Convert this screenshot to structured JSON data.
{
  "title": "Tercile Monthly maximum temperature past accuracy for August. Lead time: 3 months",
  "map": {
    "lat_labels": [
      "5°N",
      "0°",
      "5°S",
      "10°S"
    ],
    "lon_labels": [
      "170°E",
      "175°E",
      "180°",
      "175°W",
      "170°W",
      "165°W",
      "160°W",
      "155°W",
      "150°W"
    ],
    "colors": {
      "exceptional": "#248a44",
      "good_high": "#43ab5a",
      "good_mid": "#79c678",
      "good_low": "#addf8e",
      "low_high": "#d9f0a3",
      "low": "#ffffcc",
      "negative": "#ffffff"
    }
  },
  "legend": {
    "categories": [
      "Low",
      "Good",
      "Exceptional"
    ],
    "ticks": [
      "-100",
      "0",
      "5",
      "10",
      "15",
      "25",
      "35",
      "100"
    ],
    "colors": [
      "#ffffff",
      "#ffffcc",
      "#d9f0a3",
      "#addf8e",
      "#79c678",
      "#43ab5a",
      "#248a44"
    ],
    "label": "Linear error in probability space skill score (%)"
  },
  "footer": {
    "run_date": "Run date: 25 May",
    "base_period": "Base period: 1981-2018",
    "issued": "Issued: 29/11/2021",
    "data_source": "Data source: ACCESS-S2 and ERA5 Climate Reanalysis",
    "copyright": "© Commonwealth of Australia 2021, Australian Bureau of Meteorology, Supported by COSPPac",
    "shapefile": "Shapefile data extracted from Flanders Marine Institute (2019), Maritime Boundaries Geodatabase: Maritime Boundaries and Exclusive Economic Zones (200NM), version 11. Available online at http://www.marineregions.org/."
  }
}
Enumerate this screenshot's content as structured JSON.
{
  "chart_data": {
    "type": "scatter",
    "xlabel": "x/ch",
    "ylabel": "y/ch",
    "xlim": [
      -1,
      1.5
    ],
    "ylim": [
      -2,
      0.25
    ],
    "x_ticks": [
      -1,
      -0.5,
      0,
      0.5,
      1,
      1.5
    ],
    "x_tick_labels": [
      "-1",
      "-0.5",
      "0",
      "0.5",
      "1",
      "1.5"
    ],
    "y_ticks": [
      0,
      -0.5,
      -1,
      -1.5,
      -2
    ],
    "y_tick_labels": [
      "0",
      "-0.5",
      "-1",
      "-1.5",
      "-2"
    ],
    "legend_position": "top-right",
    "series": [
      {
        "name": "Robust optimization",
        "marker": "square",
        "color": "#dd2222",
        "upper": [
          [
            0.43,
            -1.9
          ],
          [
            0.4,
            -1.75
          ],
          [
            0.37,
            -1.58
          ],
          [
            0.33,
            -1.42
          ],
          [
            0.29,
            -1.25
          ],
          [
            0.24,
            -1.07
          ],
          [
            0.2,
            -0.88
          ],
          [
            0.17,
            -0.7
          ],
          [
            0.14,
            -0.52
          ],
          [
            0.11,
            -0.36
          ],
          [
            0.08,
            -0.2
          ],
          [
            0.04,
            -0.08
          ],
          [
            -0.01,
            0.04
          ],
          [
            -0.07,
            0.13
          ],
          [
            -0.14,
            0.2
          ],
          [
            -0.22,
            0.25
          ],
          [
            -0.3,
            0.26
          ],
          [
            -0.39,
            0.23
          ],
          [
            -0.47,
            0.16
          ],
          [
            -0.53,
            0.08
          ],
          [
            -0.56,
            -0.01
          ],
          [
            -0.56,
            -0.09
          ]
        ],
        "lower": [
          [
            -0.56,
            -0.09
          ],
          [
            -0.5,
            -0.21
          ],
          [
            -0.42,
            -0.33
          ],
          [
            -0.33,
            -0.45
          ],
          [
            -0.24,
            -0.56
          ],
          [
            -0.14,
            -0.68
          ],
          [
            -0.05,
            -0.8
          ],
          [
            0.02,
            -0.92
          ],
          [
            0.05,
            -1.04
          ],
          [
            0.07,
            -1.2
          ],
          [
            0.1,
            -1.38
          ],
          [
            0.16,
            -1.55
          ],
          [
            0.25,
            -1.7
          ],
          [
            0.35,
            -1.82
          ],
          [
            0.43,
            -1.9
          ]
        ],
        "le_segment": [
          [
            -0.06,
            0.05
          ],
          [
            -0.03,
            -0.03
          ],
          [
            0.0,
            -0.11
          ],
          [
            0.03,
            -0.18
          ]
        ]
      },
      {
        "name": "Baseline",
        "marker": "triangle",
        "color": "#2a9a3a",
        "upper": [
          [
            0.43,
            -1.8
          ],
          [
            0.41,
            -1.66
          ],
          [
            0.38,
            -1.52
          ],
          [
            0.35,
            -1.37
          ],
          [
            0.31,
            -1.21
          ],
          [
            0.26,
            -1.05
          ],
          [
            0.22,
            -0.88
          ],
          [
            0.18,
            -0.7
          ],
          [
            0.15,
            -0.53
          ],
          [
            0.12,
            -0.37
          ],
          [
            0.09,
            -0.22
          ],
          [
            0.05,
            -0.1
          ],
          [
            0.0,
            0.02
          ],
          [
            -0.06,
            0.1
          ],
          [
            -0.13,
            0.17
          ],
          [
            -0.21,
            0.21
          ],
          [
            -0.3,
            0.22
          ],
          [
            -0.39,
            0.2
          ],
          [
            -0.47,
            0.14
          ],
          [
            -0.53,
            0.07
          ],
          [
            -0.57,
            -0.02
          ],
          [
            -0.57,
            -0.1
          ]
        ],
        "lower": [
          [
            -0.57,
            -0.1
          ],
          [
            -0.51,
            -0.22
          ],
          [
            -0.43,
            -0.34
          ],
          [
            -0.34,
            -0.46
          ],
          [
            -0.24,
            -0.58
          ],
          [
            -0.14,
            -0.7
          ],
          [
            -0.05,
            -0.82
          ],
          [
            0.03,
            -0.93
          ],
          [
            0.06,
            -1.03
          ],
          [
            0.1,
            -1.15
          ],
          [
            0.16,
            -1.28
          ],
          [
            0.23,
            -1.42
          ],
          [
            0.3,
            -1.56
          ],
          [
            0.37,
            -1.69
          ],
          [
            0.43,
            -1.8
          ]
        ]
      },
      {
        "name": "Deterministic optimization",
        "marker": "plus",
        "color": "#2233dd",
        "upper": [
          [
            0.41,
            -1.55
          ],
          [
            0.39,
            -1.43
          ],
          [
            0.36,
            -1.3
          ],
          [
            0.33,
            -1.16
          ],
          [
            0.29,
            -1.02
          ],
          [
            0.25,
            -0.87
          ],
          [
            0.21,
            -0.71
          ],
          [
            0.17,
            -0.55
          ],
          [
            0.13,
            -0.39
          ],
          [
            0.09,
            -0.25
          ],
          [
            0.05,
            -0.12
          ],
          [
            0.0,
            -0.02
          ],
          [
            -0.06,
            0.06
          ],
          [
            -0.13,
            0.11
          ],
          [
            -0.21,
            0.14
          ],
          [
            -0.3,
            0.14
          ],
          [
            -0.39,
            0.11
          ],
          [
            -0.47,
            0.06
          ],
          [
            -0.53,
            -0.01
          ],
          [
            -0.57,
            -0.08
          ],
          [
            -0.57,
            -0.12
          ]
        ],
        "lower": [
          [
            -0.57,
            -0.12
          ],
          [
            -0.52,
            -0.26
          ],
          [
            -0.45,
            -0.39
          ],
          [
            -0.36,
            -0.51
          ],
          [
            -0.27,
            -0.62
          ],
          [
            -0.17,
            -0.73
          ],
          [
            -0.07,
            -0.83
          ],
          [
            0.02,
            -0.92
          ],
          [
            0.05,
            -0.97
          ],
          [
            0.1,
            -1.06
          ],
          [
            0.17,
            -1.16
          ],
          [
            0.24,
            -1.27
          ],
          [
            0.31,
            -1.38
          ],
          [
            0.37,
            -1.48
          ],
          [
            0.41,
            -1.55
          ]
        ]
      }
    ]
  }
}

### YOUR OBJECTIVE
Copy every line that contains the string "JSON".

### REPLY
Convert this screenshot to structured JSON data.
Enumerate this screenshot's content as structured JSON.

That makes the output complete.